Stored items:
--------------------------------

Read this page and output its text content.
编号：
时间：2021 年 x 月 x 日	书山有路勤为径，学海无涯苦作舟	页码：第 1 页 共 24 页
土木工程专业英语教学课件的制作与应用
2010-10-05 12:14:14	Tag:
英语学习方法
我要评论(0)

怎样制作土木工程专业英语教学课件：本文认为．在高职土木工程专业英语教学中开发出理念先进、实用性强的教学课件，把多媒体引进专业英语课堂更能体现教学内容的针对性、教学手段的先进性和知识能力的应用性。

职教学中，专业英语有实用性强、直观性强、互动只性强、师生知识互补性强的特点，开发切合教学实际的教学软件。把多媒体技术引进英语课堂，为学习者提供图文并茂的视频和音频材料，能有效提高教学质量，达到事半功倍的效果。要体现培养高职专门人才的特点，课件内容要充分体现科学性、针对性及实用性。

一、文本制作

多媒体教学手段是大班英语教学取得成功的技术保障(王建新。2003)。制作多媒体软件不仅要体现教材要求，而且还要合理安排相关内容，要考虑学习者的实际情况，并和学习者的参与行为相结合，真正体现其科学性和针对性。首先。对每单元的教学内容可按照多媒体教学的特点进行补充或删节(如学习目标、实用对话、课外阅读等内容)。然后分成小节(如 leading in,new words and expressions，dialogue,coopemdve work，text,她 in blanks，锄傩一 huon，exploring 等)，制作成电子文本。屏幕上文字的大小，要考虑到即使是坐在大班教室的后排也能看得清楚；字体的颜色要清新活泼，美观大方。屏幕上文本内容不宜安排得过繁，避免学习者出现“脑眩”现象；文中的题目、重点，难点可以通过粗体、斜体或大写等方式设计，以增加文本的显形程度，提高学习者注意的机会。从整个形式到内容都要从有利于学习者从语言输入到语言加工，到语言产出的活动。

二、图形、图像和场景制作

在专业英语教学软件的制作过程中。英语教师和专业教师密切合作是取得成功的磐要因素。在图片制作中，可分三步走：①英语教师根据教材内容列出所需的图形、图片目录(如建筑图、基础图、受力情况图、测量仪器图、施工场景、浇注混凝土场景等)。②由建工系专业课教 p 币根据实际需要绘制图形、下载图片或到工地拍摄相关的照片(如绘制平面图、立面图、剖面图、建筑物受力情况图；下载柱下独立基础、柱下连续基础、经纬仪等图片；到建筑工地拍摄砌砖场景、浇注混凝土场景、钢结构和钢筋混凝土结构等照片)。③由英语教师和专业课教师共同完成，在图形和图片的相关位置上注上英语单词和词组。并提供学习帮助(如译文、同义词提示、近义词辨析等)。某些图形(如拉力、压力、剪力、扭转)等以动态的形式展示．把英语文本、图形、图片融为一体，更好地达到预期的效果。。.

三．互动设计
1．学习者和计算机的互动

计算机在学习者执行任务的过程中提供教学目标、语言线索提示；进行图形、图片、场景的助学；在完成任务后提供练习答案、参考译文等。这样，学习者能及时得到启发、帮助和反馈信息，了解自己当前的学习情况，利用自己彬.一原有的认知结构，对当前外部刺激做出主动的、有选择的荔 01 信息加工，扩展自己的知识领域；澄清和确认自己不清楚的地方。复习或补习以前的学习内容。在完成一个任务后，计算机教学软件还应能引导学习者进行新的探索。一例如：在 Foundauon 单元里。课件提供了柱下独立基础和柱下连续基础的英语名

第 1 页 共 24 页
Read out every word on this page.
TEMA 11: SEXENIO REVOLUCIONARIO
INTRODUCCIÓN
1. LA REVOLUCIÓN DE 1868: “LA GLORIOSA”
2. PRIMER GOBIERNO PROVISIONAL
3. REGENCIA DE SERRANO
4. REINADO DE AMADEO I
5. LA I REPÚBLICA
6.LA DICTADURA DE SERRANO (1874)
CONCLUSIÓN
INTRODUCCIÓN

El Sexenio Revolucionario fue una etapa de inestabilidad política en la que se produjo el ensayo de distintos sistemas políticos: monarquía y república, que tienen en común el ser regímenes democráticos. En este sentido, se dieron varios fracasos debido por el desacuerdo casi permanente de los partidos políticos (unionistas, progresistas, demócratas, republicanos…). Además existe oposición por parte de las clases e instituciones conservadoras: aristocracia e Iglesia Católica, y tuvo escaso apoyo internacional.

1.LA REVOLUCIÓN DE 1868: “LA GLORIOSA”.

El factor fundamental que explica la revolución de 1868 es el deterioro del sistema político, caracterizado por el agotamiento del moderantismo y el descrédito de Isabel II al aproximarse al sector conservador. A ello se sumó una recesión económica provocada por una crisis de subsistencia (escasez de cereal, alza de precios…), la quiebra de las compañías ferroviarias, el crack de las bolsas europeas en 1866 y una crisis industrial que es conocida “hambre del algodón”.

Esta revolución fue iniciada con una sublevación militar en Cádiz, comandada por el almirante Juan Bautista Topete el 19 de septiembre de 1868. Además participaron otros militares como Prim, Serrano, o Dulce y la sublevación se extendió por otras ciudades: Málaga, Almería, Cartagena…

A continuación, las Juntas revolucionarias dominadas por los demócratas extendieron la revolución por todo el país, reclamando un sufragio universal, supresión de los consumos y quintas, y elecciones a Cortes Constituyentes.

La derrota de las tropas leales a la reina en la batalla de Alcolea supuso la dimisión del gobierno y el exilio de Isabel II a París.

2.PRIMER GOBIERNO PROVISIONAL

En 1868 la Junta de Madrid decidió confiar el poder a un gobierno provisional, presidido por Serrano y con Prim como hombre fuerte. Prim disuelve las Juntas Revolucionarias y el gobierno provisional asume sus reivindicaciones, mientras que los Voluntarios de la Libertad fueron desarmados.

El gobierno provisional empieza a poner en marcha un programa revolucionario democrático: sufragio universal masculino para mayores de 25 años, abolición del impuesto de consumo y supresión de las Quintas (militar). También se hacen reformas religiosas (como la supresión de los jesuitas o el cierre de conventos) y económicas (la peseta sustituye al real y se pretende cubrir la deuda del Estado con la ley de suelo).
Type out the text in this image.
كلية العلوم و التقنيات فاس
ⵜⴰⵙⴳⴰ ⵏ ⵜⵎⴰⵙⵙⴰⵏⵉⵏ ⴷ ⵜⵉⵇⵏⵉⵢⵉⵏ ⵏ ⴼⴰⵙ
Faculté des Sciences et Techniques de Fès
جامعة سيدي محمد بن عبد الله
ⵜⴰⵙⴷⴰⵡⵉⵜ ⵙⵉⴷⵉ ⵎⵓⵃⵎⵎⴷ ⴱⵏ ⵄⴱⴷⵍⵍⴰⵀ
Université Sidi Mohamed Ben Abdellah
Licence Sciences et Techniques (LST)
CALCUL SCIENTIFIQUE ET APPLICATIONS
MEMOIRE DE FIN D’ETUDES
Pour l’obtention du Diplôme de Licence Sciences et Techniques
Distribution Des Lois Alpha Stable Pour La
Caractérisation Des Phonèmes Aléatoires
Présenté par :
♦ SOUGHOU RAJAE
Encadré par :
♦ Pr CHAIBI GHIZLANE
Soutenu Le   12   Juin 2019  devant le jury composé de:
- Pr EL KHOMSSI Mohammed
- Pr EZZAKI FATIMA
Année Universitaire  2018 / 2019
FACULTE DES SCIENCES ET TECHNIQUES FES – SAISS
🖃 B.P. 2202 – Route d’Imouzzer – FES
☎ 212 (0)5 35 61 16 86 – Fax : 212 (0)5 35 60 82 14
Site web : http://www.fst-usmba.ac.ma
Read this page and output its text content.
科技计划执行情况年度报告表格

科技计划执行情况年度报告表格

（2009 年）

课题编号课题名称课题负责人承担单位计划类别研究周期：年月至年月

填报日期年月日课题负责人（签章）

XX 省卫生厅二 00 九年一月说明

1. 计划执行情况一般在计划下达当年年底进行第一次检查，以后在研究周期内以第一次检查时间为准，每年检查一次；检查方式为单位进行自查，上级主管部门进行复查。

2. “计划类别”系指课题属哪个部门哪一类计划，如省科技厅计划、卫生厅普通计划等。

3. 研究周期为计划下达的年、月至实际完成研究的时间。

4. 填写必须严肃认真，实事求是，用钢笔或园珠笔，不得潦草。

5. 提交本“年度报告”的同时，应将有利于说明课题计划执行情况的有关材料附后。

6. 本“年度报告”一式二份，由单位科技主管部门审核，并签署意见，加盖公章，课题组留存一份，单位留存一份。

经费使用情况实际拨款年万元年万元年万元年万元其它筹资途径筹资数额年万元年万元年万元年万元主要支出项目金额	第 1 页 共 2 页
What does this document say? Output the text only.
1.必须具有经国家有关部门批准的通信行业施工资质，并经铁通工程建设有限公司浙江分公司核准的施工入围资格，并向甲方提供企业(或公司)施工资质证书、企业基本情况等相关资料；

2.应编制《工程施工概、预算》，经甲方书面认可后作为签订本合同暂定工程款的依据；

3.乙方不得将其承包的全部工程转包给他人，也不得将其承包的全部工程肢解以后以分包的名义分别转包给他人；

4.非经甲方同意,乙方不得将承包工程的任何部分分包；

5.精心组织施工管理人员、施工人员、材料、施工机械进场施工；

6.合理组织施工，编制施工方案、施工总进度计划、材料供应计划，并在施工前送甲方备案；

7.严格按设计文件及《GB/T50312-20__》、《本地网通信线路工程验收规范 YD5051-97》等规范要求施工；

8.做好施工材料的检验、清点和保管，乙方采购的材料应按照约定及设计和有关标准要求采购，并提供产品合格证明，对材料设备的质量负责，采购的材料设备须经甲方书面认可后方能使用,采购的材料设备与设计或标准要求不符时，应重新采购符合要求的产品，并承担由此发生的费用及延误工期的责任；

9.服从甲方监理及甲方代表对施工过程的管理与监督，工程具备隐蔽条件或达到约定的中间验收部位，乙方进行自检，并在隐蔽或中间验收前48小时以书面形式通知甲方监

--------------------------------

**WORK REQUIRED**:
Give the count of lines that hold the word "Juntas", with nothing added.

**TASK RESULT**:
2